Extract every entry word for word. Skip the pictures.

-------- Raw data --------

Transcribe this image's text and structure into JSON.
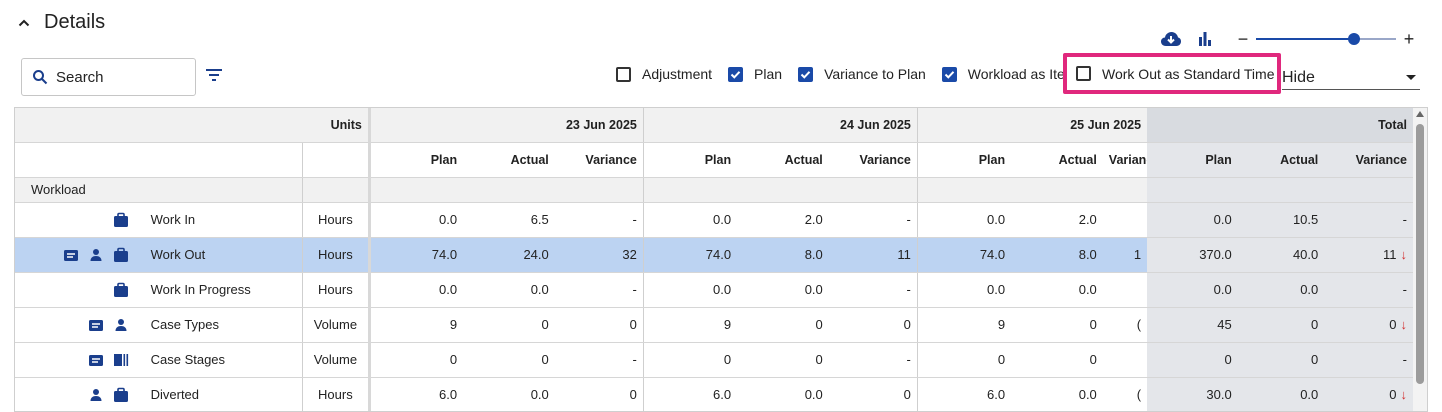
{
  "header": {
    "title": "Details"
  },
  "toolbar": {
    "zoom_level": 0.7
  },
  "search": {
    "placeholder": "Search"
  },
  "options": [
    {
      "label": "Adjustment",
      "checked": false
    },
    {
      "label": "Plan",
      "checked": true
    },
    {
      "label": "Variance to Plan",
      "checked": true
    },
    {
      "label": "Workload as Items",
      "checked": true
    },
    {
      "label": "Work Out as Standard Time",
      "checked": false
    }
  ],
  "hide_select": {
    "value": "Hide"
  },
  "table": {
    "units_header": "Units",
    "dates": [
      "23 Jun 2025",
      "24 Jun 2025",
      "25 Jun 2025"
    ],
    "total_header": "Total",
    "sub_headers": [
      "Plan",
      "Actual",
      "Variance"
    ],
    "group": "Workload",
    "rows": [
      {
        "icons": [
          "briefcase-icon"
        ],
        "metric": "Work In",
        "units": "Hours",
        "days": [
          [
            "0.0",
            "6.5",
            "-"
          ],
          [
            "0.0",
            "2.0",
            "-"
          ],
          [
            "0.0",
            "2.0",
            ""
          ]
        ],
        "total": [
          "0.0",
          "10.5",
          "-"
        ],
        "down": false,
        "selected": false
      },
      {
        "icons": [
          "notes-icon",
          "person-icon",
          "briefcase-icon"
        ],
        "metric": "Work Out",
        "units": "Hours",
        "days": [
          [
            "74.0",
            "24.0",
            "32"
          ],
          [
            "74.0",
            "8.0",
            "11"
          ],
          [
            "74.0",
            "8.0",
            "1"
          ]
        ],
        "total": [
          "370.0",
          "40.0",
          "11"
        ],
        "down": true,
        "selected": true
      },
      {
        "icons": [
          "briefcase-icon"
        ],
        "metric": "Work In Progress",
        "units": "Hours",
        "days": [
          [
            "0.0",
            "0.0",
            "-"
          ],
          [
            "0.0",
            "0.0",
            "-"
          ],
          [
            "0.0",
            "0.0",
            ""
          ]
        ],
        "total": [
          "0.0",
          "0.0",
          "-"
        ],
        "down": false,
        "selected": false
      },
      {
        "icons": [
          "notes-icon",
          "person-icon"
        ],
        "metric": "Case Types",
        "units": "Volume",
        "days": [
          [
            "9",
            "0",
            "0"
          ],
          [
            "9",
            "0",
            "0"
          ],
          [
            "9",
            "0",
            "("
          ]
        ],
        "total": [
          "45",
          "0",
          "0"
        ],
        "down": true,
        "selected": false
      },
      {
        "icons": [
          "notes-icon",
          "stages-icon"
        ],
        "metric": "Case Stages",
        "units": "Volume",
        "days": [
          [
            "0",
            "0",
            "-"
          ],
          [
            "0",
            "0",
            "-"
          ],
          [
            "0",
            "0",
            ""
          ]
        ],
        "total": [
          "0",
          "0",
          "-"
        ],
        "down": false,
        "selected": false
      },
      {
        "icons": [
          "person-icon",
          "briefcase-icon"
        ],
        "metric": "Diverted",
        "units": "Hours",
        "days": [
          [
            "6.0",
            "0.0",
            "0"
          ],
          [
            "6.0",
            "0.0",
            "0"
          ],
          [
            "6.0",
            "0.0",
            "("
          ]
        ],
        "total": [
          "30.0",
          "0.0",
          "0"
        ],
        "down": true,
        "selected": false
      }
    ]
  }
}
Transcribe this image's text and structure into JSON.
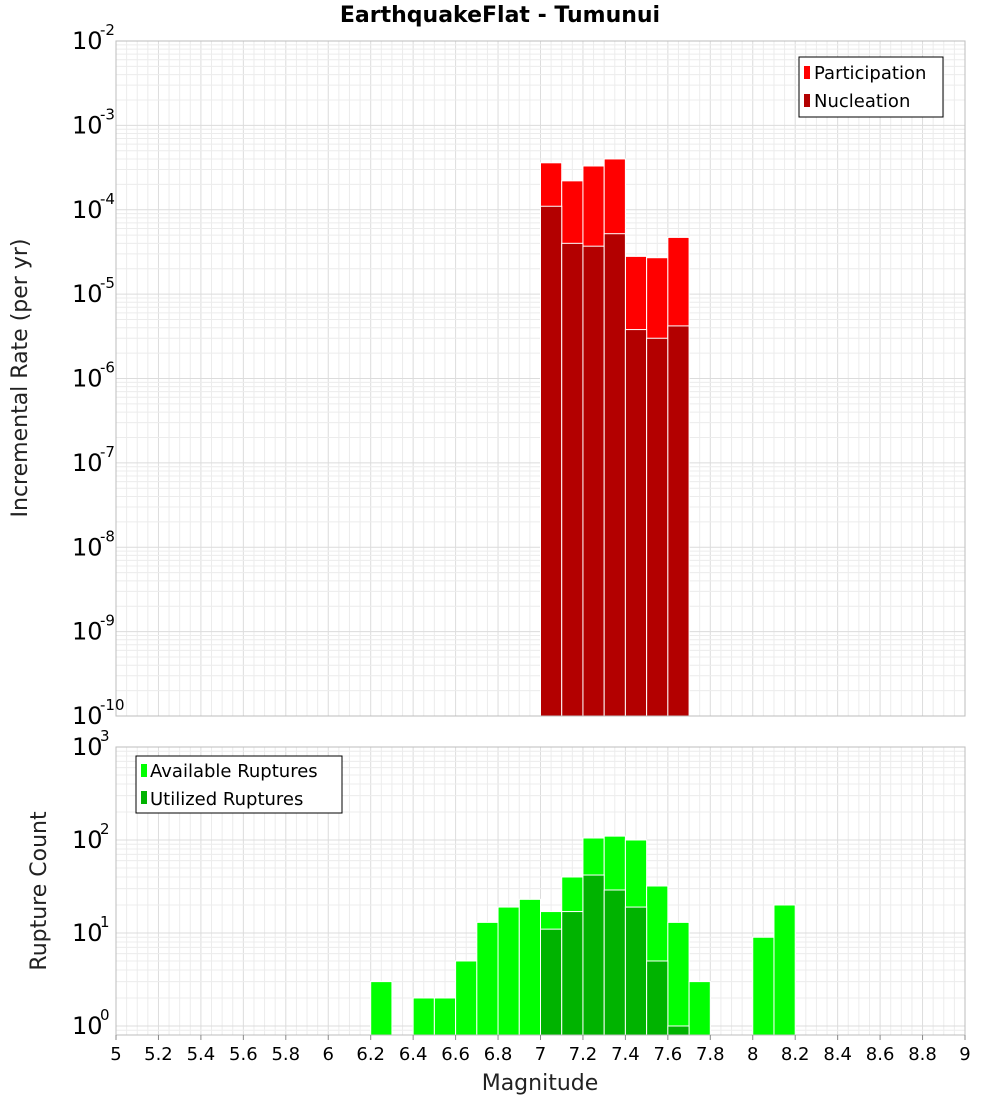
{
  "chart_data": [
    {
      "type": "bar",
      "title": "EarthquakeFlat - Tumunui",
      "xlabel": "",
      "ylabel": "Incremental Rate (per yr)",
      "yscale": "log",
      "ylim": [
        1e-10,
        0.01
      ],
      "xlim": [
        5,
        9
      ],
      "ytick_exponents": [
        "-10",
        "-9",
        "-8",
        "-7",
        "-6",
        "-5",
        "-4",
        "-3",
        "-2"
      ],
      "bin_width": 0.1,
      "legend": {
        "position": "top-right",
        "entries": [
          "Participation",
          "Nucleation"
        ]
      },
      "series": [
        {
          "name": "Participation",
          "color": "#ff0000",
          "x": [
            7.05,
            7.15,
            7.25,
            7.35,
            7.45,
            7.55,
            7.65
          ],
          "values": [
            0.00036,
            0.00022,
            0.00033,
            0.0004,
            2.8e-05,
            2.7e-05,
            4.7e-05
          ]
        },
        {
          "name": "Nucleation",
          "color": "#b30000",
          "x": [
            7.05,
            7.15,
            7.25,
            7.35,
            7.45,
            7.55,
            7.65
          ],
          "values": [
            0.00011,
            4e-05,
            3.7e-05,
            5.2e-05,
            3.8e-06,
            3e-06,
            4.2e-06
          ]
        }
      ]
    },
    {
      "type": "bar",
      "xlabel": "Magnitude",
      "ylabel": "Rupture Count",
      "yscale": "log",
      "ylim": [
        0.8,
        1000
      ],
      "xlim": [
        5,
        9
      ],
      "ytick_exponents": [
        "0",
        "1",
        "2",
        "3"
      ],
      "bin_width": 0.1,
      "legend": {
        "position": "top-left",
        "entries": [
          "Available Ruptures",
          "Utilized Ruptures"
        ]
      },
      "series": [
        {
          "name": "Available Ruptures",
          "color": "#00ff00",
          "x": [
            6.25,
            6.45,
            6.55,
            6.65,
            6.75,
            6.85,
            6.95,
            7.05,
            7.15,
            7.25,
            7.35,
            7.45,
            7.55,
            7.65,
            7.75,
            8.05,
            8.15
          ],
          "values": [
            3,
            2,
            2,
            5,
            13,
            19,
            23,
            17,
            40,
            105,
            110,
            100,
            32,
            13,
            3,
            9,
            20
          ]
        },
        {
          "name": "Utilized Ruptures",
          "color": "#00b300",
          "x": [
            7.05,
            7.15,
            7.25,
            7.35,
            7.45,
            7.55,
            7.65
          ],
          "values": [
            11,
            17,
            42,
            29,
            19,
            5,
            1
          ]
        }
      ]
    }
  ],
  "x_ticks": [
    "5",
    "5.2",
    "5.4",
    "5.6",
    "5.8",
    "6",
    "6.2",
    "6.4",
    "6.6",
    "6.8",
    "7",
    "7.2",
    "7.4",
    "7.6",
    "7.8",
    "8",
    "8.2",
    "8.4",
    "8.6",
    "8.8",
    "9"
  ]
}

--------

Solution.
Transcribe this image's text and structure into JSON.
{
  "header": {
    "title": "Details"
  },
  "toolbar": {
    "zoom_level": 0.7
  },
  "search": {
    "placeholder": "Search"
  },
  "options": [
    {
      "label": "Adjustment",
      "checked": false
    },
    {
      "label": "Plan",
      "checked": true
    },
    {
      "label": "Variance to Plan",
      "checked": true
    },
    {
      "label": "Workload as Items",
      "checked": true
    },
    {
      "label": "Work Out as Standard Time",
      "checked": false
    }
  ],
  "hide_select": {
    "value": "Hide"
  },
  "table": {
    "units_header": "Units",
    "dates": [
      "23 Jun 2025",
      "24 Jun 2025",
      "25 Jun 2025"
    ],
    "total_header": "Total",
    "sub_headers": [
      "Plan",
      "Actual",
      "Variance"
    ],
    "group": "Workload",
    "rows": [
      {
        "icons": [
          "briefcase-icon"
        ],
        "metric": "Work In",
        "units": "Hours",
        "days": [
          [
            "0.0",
            "6.5",
            "-"
          ],
          [
            "0.0",
            "2.0",
            "-"
          ],
          [
            "0.0",
            "2.0",
            ""
          ]
        ],
        "total": [
          "0.0",
          "10.5",
          "-"
        ],
        "down": false,
        "selected": false
      },
      {
        "icons": [
          "notes-icon",
          "person-icon",
          "briefcase-icon"
        ],
        "metric": "Work Out",
        "units": "Hours",
        "days": [
          [
            "74.0",
            "24.0",
            "32"
          ],
          [
            "74.0",
            "8.0",
            "11"
          ],
          [
            "74.0",
            "8.0",
            "1"
          ]
        ],
        "total": [
          "370.0",
          "40.0",
          "11"
        ],
        "down": true,
        "selected": true
      },
      {
        "icons": [
          "briefcase-icon"
        ],
        "metric": "Work In Progress",
        "units": "Hours",
        "days": [
          [
            "0.0",
            "0.0",
            "-"
          ],
          [
            "0.0",
            "0.0",
            "-"
          ],
          [
            "0.0",
            "0.0",
            ""
          ]
        ],
        "total": [
          "0.0",
          "0.0",
          "-"
        ],
        "down": false,
        "selected": false
      },
      {
        "icons": [
          "notes-icon",
          "person-icon"
        ],
        "metric": "Case Types",
        "units": "Volume",
        "days": [
          [
            "9",
            "0",
            "0"
          ],
          [
            "9",
            "0",
            "0"
          ],
          [
            "9",
            "0",
            "("
          ]
        ],
        "total": [
          "45",
          "0",
          "0"
        ],
        "down": true,
        "selected": false
      },
      {
        "icons": [
          "notes-icon",
          "stages-icon"
        ],
        "metric": "Case Stages",
        "units": "Volume",
        "days": [
          [
            "0",
            "0",
            "-"
          ],
          [
            "0",
            "0",
            "-"
          ],
          [
            "0",
            "0",
            ""
          ]
        ],
        "total": [
          "0",
          "0",
          "-"
        ],
        "down": false,
        "selected": false
      },
      {
        "icons": [
          "person-icon",
          "briefcase-icon"
        ],
        "metric": "Diverted",
        "units": "Hours",
        "days": [
          [
            "6.0",
            "0.0",
            "0"
          ],
          [
            "6.0",
            "0.0",
            "0"
          ],
          [
            "6.0",
            "0.0",
            "("
          ]
        ],
        "total": [
          "30.0",
          "0.0",
          "0"
        ],
        "down": true,
        "selected": false
      }
    ]
  }
}
Transcribe this image's text and structure into JSON.
{
  "chart_data": [
    {
      "type": "bar",
      "title": "EarthquakeFlat - Tumunui",
      "xlabel": "",
      "ylabel": "Incremental Rate (per yr)",
      "yscale": "log",
      "ylim": [
        1e-10,
        0.01
      ],
      "xlim": [
        5,
        9
      ],
      "ytick_exponents": [
        "-10",
        "-9",
        "-8",
        "-7",
        "-6",
        "-5",
        "-4",
        "-3",
        "-2"
      ],
      "bin_width": 0.1,
      "legend": {
        "position": "top-right",
        "entries": [
          "Participation",
          "Nucleation"
        ]
      },
      "series": [
        {
          "name": "Participation",
          "color": "#ff0000",
          "x": [
            7.05,
            7.15,
            7.25,
            7.35,
            7.45,
            7.55,
            7.65
          ],
          "values": [
            0.00036,
            0.00022,
            0.00033,
            0.0004,
            2.8e-05,
            2.7e-05,
            4.7e-05
          ]
        },
        {
          "name": "Nucleation",
          "color": "#b30000",
          "x": [
            7.05,
            7.15,
            7.25,
            7.35,
            7.45,
            7.55,
            7.65
          ],
          "values": [
            0.00011,
            4e-05,
            3.7e-05,
            5.2e-05,
            3.8e-06,
            3e-06,
            4.2e-06
          ]
        }
      ]
    },
    {
      "type": "bar",
      "xlabel": "Magnitude",
      "ylabel": "Rupture Count",
      "yscale": "log",
      "ylim": [
        0.8,
        1000
      ],
      "xlim": [
        5,
        9
      ],
      "ytick_exponents": [
        "0",
        "1",
        "2",
        "3"
      ],
      "bin_width": 0.1,
      "legend": {
        "position": "top-left",
        "entries": [
          "Available Ruptures",
          "Utilized Ruptures"
        ]
      },
      "series": [
        {
          "name": "Available Ruptures",
          "color": "#00ff00",
          "x": [
            6.25,
            6.45,
            6.55,
            6.65,
            6.75,
            6.85,
            6.95,
            7.05,
            7.15,
            7.25,
            7.35,
            7.45,
            7.55,
            7.65,
            7.75,
            8.05,
            8.15
          ],
          "values": [
            3,
            2,
            2,
            5,
            13,
            19,
            23,
            17,
            40,
            105,
            110,
            100,
            32,
            13,
            3,
            9,
            20
          ]
        },
        {
          "name": "Utilized Ruptures",
          "color": "#00b300",
          "x": [
            7.05,
            7.15,
            7.25,
            7.35,
            7.45,
            7.55,
            7.65
          ],
          "values": [
            11,
            17,
            42,
            29,
            19,
            5,
            1
          ]
        }
      ]
    }
  ],
  "x_ticks": [
    "5",
    "5.2",
    "5.4",
    "5.6",
    "5.8",
    "6",
    "6.2",
    "6.4",
    "6.6",
    "6.8",
    "7",
    "7.2",
    "7.4",
    "7.6",
    "7.8",
    "8",
    "8.2",
    "8.4",
    "8.6",
    "8.8",
    "9"
  ]
}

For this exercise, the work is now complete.